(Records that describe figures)
· · ·

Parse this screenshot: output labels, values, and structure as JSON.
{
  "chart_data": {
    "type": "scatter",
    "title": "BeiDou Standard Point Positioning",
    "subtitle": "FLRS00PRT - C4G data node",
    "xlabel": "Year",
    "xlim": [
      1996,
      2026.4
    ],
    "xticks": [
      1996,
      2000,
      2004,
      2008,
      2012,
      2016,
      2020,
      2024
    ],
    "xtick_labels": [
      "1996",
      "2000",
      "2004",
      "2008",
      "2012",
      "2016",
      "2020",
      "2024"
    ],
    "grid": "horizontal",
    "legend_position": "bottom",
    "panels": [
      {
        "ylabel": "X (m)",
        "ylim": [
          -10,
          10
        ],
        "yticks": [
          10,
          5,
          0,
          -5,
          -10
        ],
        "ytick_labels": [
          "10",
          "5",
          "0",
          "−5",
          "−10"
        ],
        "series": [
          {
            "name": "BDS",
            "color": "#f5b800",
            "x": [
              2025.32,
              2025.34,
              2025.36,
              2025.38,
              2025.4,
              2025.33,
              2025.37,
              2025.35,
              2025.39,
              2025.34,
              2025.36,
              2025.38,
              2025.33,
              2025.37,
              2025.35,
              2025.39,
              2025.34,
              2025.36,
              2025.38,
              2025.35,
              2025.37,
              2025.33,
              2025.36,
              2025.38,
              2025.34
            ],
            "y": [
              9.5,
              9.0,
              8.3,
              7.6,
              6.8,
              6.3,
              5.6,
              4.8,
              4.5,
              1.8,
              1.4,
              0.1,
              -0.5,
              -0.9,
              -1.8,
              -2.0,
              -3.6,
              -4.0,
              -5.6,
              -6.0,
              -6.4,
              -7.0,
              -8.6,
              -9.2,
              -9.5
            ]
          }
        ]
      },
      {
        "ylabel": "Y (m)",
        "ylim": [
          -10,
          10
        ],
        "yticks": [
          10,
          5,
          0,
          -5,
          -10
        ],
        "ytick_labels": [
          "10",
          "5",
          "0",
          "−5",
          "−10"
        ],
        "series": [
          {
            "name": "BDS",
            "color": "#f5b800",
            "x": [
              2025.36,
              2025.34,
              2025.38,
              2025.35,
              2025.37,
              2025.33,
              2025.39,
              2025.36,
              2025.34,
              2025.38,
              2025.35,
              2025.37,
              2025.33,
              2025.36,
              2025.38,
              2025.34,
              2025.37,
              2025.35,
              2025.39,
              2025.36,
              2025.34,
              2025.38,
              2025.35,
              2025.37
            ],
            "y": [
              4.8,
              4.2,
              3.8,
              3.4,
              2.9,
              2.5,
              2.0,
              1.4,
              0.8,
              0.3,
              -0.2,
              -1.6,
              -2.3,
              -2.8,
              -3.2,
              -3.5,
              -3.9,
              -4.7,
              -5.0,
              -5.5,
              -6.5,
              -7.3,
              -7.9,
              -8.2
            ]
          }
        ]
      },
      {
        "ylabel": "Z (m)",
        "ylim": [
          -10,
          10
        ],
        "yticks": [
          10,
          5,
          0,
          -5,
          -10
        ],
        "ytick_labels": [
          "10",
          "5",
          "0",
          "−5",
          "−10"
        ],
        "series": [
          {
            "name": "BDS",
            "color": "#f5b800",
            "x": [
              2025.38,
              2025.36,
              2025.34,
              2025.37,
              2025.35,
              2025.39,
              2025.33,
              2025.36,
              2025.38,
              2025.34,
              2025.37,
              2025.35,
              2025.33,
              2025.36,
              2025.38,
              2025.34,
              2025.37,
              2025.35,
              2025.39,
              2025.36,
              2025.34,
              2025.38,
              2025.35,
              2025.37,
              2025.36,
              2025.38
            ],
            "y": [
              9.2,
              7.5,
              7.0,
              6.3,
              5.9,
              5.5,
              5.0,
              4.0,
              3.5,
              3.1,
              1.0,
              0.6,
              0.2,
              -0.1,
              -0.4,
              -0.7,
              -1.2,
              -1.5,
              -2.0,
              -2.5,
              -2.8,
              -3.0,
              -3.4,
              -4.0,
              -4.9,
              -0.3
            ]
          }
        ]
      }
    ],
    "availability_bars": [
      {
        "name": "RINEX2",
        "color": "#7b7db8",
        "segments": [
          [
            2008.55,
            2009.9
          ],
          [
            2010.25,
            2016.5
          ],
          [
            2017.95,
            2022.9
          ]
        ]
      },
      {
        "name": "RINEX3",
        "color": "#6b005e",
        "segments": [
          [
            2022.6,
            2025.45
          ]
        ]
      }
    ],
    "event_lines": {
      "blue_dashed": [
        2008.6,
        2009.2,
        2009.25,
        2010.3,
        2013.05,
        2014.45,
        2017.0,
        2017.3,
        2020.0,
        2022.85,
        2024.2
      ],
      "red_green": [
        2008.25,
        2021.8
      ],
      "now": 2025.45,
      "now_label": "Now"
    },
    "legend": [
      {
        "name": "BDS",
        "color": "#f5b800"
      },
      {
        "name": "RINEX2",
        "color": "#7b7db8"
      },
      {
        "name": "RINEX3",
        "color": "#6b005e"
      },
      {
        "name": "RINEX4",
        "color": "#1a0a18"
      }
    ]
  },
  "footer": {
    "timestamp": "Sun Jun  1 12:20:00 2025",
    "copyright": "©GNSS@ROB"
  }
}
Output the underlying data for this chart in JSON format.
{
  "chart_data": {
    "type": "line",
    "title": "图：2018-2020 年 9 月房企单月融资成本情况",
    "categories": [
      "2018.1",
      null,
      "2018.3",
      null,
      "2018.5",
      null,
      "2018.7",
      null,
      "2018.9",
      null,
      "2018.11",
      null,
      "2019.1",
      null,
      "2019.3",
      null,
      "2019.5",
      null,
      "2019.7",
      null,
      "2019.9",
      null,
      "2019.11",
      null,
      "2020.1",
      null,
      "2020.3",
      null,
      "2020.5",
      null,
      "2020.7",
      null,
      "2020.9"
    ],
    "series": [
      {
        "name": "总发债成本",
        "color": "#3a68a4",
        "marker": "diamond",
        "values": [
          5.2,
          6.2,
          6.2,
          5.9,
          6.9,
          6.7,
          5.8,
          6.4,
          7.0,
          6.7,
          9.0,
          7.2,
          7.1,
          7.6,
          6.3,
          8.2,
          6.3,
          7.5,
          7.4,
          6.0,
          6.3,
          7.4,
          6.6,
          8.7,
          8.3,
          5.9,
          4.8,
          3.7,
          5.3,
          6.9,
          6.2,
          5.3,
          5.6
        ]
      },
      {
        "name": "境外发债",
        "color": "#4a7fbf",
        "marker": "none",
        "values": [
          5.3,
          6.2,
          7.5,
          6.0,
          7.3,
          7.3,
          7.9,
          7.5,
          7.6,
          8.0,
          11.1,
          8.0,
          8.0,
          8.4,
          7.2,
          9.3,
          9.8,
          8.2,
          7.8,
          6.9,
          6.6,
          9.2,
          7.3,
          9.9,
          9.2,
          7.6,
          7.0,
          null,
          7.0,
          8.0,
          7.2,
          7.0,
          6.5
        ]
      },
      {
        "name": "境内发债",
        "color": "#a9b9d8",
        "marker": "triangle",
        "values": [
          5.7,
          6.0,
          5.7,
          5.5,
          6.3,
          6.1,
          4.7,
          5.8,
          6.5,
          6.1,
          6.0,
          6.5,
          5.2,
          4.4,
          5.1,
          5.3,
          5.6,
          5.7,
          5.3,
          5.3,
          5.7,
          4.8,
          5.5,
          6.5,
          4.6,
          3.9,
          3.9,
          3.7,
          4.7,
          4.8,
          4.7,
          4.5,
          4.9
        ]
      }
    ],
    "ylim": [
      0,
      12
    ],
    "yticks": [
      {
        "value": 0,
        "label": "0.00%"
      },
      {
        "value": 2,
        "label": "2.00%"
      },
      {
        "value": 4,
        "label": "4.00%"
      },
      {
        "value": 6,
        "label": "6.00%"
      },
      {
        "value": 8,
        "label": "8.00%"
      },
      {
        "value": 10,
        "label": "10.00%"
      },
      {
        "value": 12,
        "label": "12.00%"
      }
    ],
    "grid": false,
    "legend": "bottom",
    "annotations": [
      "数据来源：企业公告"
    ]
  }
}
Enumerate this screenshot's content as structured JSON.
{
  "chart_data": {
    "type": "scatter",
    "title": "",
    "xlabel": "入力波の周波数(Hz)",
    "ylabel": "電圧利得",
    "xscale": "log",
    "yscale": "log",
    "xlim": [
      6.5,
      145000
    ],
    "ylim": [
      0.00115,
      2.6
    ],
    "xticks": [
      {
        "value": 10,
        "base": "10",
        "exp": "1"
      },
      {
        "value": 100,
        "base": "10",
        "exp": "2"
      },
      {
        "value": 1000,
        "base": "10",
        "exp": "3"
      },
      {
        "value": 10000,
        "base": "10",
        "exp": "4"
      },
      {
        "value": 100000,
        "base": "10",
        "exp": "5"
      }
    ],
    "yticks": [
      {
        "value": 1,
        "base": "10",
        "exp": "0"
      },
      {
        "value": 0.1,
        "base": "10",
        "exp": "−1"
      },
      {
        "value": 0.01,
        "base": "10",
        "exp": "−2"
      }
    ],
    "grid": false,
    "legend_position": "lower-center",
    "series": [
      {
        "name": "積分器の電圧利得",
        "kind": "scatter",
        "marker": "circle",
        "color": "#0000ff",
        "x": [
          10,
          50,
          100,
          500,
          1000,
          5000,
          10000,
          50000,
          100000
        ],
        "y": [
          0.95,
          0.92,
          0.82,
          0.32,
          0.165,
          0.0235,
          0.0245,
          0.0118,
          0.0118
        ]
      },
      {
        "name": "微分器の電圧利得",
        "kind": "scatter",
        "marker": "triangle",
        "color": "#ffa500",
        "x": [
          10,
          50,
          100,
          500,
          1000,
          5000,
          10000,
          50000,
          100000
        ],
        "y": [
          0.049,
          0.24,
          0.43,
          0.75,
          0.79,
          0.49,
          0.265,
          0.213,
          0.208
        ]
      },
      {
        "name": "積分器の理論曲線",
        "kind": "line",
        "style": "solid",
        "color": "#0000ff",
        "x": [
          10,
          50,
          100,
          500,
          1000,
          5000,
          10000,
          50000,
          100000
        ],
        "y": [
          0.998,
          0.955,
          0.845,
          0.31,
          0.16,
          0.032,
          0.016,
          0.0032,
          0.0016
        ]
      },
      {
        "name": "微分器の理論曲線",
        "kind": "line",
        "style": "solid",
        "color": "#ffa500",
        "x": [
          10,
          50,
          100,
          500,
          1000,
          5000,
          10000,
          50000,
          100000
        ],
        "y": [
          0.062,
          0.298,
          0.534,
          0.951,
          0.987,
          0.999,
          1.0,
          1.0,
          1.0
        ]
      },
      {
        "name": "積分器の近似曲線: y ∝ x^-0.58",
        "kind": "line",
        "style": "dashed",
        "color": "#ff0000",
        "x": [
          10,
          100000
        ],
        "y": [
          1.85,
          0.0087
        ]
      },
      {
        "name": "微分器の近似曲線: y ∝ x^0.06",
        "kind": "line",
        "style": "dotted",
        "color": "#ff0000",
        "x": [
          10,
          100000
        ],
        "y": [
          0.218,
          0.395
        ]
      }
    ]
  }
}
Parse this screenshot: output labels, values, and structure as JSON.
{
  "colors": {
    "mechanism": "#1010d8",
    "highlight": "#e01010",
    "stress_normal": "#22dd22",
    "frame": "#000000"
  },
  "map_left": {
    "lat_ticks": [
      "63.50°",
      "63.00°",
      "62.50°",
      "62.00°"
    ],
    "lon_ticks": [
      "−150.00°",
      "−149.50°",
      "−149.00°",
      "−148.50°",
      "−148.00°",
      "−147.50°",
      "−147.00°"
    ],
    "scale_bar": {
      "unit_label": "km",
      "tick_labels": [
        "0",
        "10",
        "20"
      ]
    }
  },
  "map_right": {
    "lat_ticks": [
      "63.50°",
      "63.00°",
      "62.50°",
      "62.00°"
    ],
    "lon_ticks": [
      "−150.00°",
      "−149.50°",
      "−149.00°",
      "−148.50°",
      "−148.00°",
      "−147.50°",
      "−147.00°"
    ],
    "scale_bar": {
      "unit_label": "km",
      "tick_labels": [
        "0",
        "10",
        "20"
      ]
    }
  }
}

· · ·

Exercise instructions -> Return the lines of the records that include the string "marker".

Solution to the exercise ->
        "marker": "diamond",
        "marker": "none",
        "marker": "triangle",
        "marker": "circle",
        "marker": "triangle",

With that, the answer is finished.